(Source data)

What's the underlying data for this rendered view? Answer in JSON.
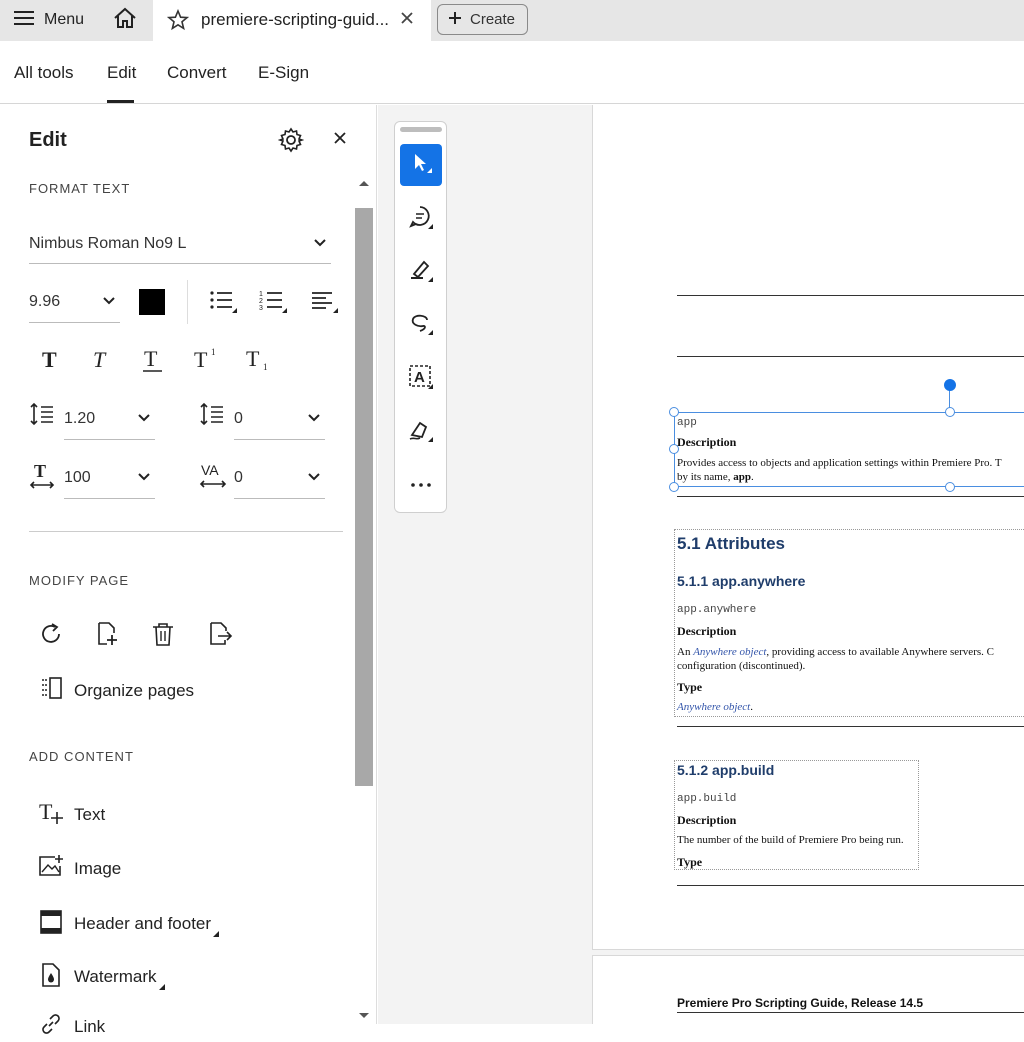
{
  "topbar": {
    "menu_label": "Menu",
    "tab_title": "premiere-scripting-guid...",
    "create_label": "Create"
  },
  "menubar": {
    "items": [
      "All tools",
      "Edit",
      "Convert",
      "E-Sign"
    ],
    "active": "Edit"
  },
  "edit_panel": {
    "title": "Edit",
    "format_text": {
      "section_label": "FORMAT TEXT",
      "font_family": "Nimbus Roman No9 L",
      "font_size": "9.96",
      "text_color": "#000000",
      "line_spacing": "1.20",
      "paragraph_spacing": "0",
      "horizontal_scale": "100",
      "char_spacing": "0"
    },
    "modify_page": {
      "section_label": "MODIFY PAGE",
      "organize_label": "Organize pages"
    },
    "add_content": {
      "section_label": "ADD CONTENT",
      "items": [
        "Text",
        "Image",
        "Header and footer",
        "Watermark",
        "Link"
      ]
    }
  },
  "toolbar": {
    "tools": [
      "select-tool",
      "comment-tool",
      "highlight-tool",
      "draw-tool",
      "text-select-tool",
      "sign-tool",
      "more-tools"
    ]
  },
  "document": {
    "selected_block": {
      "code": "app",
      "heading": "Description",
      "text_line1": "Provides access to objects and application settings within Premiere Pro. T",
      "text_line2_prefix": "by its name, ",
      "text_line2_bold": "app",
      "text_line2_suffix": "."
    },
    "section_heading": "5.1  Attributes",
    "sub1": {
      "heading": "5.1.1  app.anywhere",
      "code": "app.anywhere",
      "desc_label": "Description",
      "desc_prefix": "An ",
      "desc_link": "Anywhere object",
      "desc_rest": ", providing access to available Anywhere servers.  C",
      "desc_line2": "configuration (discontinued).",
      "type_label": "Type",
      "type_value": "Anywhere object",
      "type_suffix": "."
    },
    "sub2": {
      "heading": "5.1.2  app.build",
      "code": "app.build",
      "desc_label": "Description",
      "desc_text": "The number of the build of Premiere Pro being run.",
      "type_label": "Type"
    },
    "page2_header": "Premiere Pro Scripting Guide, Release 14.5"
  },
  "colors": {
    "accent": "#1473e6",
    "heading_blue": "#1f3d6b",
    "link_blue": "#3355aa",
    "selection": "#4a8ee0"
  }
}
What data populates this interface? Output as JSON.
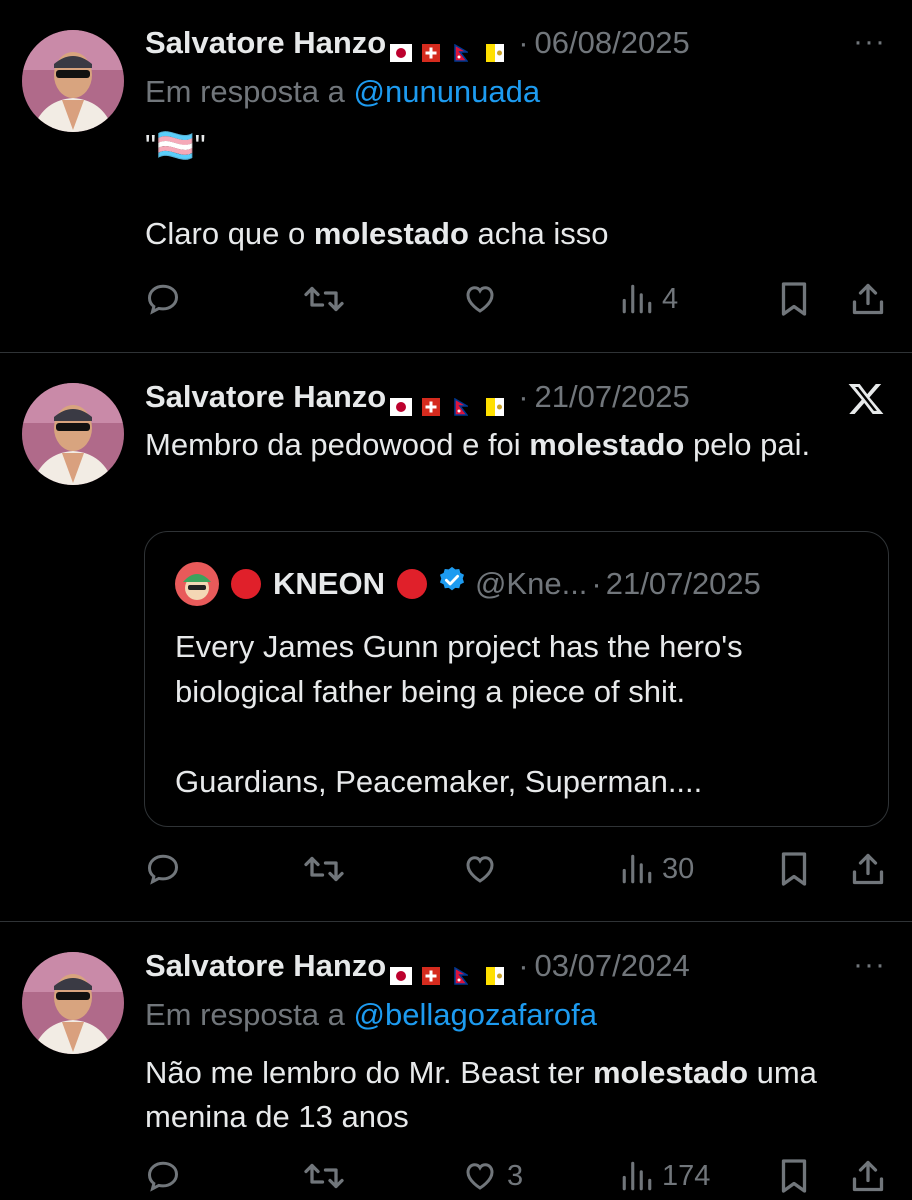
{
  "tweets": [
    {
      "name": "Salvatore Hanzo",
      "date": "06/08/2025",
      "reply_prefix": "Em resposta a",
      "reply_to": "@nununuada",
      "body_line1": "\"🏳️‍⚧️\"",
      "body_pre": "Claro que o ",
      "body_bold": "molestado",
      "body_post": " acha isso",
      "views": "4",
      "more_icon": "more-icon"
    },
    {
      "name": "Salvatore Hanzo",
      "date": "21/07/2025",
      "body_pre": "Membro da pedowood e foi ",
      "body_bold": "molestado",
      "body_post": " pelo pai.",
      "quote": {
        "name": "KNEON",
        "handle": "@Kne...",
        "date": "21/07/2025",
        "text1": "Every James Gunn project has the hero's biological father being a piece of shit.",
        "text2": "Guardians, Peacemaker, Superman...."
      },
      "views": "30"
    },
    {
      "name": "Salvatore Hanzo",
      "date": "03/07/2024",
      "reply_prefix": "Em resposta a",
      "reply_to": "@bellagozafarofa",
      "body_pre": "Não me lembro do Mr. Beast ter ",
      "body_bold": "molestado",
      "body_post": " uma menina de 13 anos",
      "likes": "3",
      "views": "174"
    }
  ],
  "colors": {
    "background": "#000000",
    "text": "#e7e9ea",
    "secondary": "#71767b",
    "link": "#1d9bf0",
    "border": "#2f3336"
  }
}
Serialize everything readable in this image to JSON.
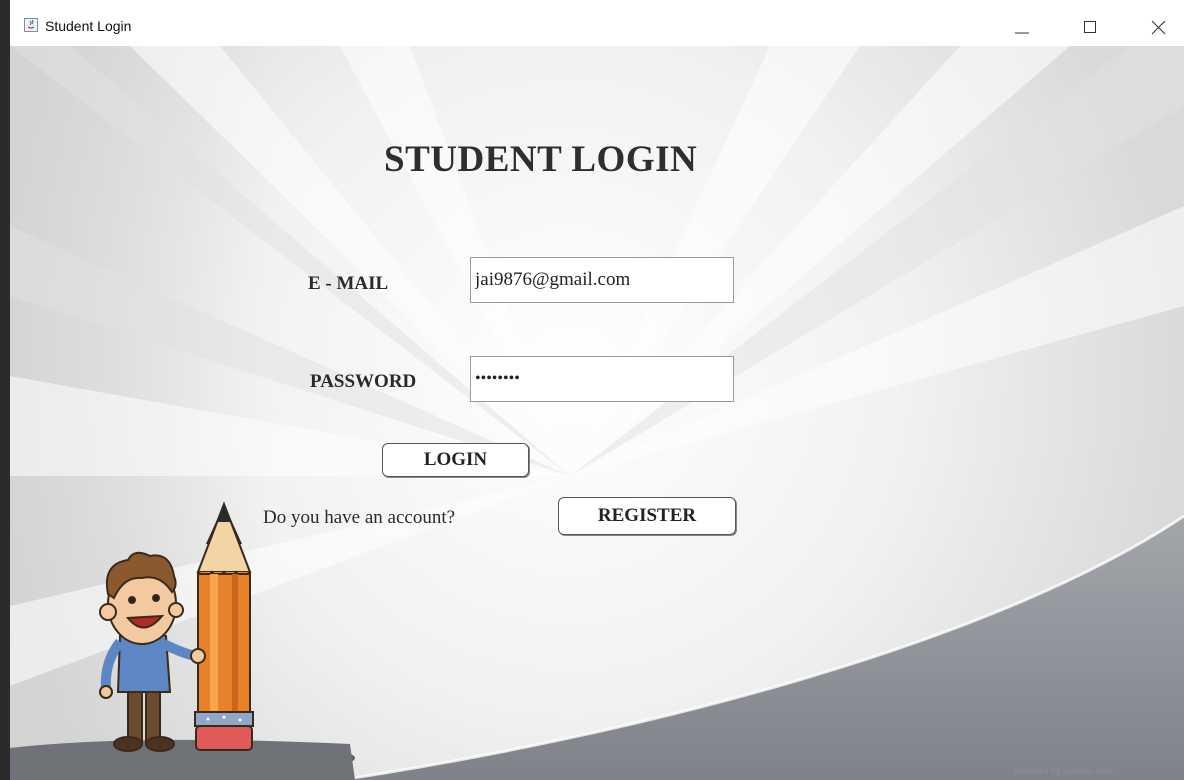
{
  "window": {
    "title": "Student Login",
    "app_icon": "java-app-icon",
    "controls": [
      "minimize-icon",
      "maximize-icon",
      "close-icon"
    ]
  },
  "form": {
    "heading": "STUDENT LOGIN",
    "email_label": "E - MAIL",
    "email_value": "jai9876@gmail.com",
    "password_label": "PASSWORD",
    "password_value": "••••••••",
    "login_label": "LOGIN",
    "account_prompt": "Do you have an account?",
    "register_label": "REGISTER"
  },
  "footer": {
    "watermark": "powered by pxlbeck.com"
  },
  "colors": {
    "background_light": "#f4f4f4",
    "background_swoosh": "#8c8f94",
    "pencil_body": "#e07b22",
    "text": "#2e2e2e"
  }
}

What is asked
Each record above is to be restated exactly, with its pictures removed from the copy.

Worked answer
What's the underlying data for this rendered view? Answer in JSON.
{
  "topbar": {
    "menu_label": "Menu",
    "tab_title": "premiere-scripting-guid...",
    "create_label": "Create"
  },
  "menubar": {
    "items": [
      "All tools",
      "Edit",
      "Convert",
      "E-Sign"
    ],
    "active": "Edit"
  },
  "edit_panel": {
    "title": "Edit",
    "format_text": {
      "section_label": "FORMAT TEXT",
      "font_family": "Nimbus Roman No9 L",
      "font_size": "9.96",
      "text_color": "#000000",
      "line_spacing": "1.20",
      "paragraph_spacing": "0",
      "horizontal_scale": "100",
      "char_spacing": "0"
    },
    "modify_page": {
      "section_label": "MODIFY PAGE",
      "organize_label": "Organize pages"
    },
    "add_content": {
      "section_label": "ADD CONTENT",
      "items": [
        "Text",
        "Image",
        "Header and footer",
        "Watermark",
        "Link"
      ]
    }
  },
  "toolbar": {
    "tools": [
      "select-tool",
      "comment-tool",
      "highlight-tool",
      "draw-tool",
      "text-select-tool",
      "sign-tool",
      "more-tools"
    ]
  },
  "document": {
    "selected_block": {
      "code": "app",
      "heading": "Description",
      "text_line1": "Provides access to objects and application settings within Premiere Pro. T",
      "text_line2_prefix": "by its name, ",
      "text_line2_bold": "app",
      "text_line2_suffix": "."
    },
    "section_heading": "5.1  Attributes",
    "sub1": {
      "heading": "5.1.1  app.anywhere",
      "code": "app.anywhere",
      "desc_label": "Description",
      "desc_prefix": "An ",
      "desc_link": "Anywhere object",
      "desc_rest": ", providing access to available Anywhere servers.  C",
      "desc_line2": "configuration (discontinued).",
      "type_label": "Type",
      "type_value": "Anywhere object",
      "type_suffix": "."
    },
    "sub2": {
      "heading": "5.1.2  app.build",
      "code": "app.build",
      "desc_label": "Description",
      "desc_text": "The number of the build of Premiere Pro being run.",
      "type_label": "Type"
    },
    "page2_header": "Premiere Pro Scripting Guide, Release 14.5"
  },
  "colors": {
    "accent": "#1473e6",
    "heading_blue": "#1f3d6b",
    "link_blue": "#3355aa",
    "selection": "#4a8ee0"
  }
}
What data populates this interface? Output as JSON.
{
  "tweets": [
    {
      "name": "Salvatore Hanzo",
      "date": "06/08/2025",
      "reply_prefix": "Em resposta a",
      "reply_to": "@nununuada",
      "body_line1": "\"🏳️‍⚧️\"",
      "body_pre": "Claro que o ",
      "body_bold": "molestado",
      "body_post": " acha isso",
      "views": "4",
      "more_icon": "more-icon"
    },
    {
      "name": "Salvatore Hanzo",
      "date": "21/07/2025",
      "body_pre": "Membro da pedowood e foi ",
      "body_bold": "molestado",
      "body_post": " pelo pai.",
      "quote": {
        "name": "KNEON",
        "handle": "@Kne...",
        "date": "21/07/2025",
        "text1": "Every James Gunn project has the hero's biological father being a piece of shit.",
        "text2": "Guardians, Peacemaker, Superman...."
      },
      "views": "30"
    },
    {
      "name": "Salvatore Hanzo",
      "date": "03/07/2024",
      "reply_prefix": "Em resposta a",
      "reply_to": "@bellagozafarofa",
      "body_pre": "Não me lembro do Mr. Beast ter ",
      "body_bold": "molestado",
      "body_post": " uma menina de 13 anos",
      "likes": "3",
      "views": "174"
    }
  ],
  "colors": {
    "background": "#000000",
    "text": "#e7e9ea",
    "secondary": "#71767b",
    "link": "#1d9bf0",
    "border": "#2f3336"
  }
}
Serialize everything readable in this image to JSON.
{
  "window": {
    "title": "Student Login",
    "app_icon": "java-app-icon",
    "controls": [
      "minimize-icon",
      "maximize-icon",
      "close-icon"
    ]
  },
  "form": {
    "heading": "STUDENT LOGIN",
    "email_label": "E - MAIL",
    "email_value": "jai9876@gmail.com",
    "password_label": "PASSWORD",
    "password_value": "••••••••",
    "login_label": "LOGIN",
    "account_prompt": "Do you have an account?",
    "register_label": "REGISTER"
  },
  "footer": {
    "watermark": "powered by pxlbeck.com"
  },
  "colors": {
    "background_light": "#f4f4f4",
    "background_swoosh": "#8c8f94",
    "pencil_body": "#e07b22",
    "text": "#2e2e2e"
  }
}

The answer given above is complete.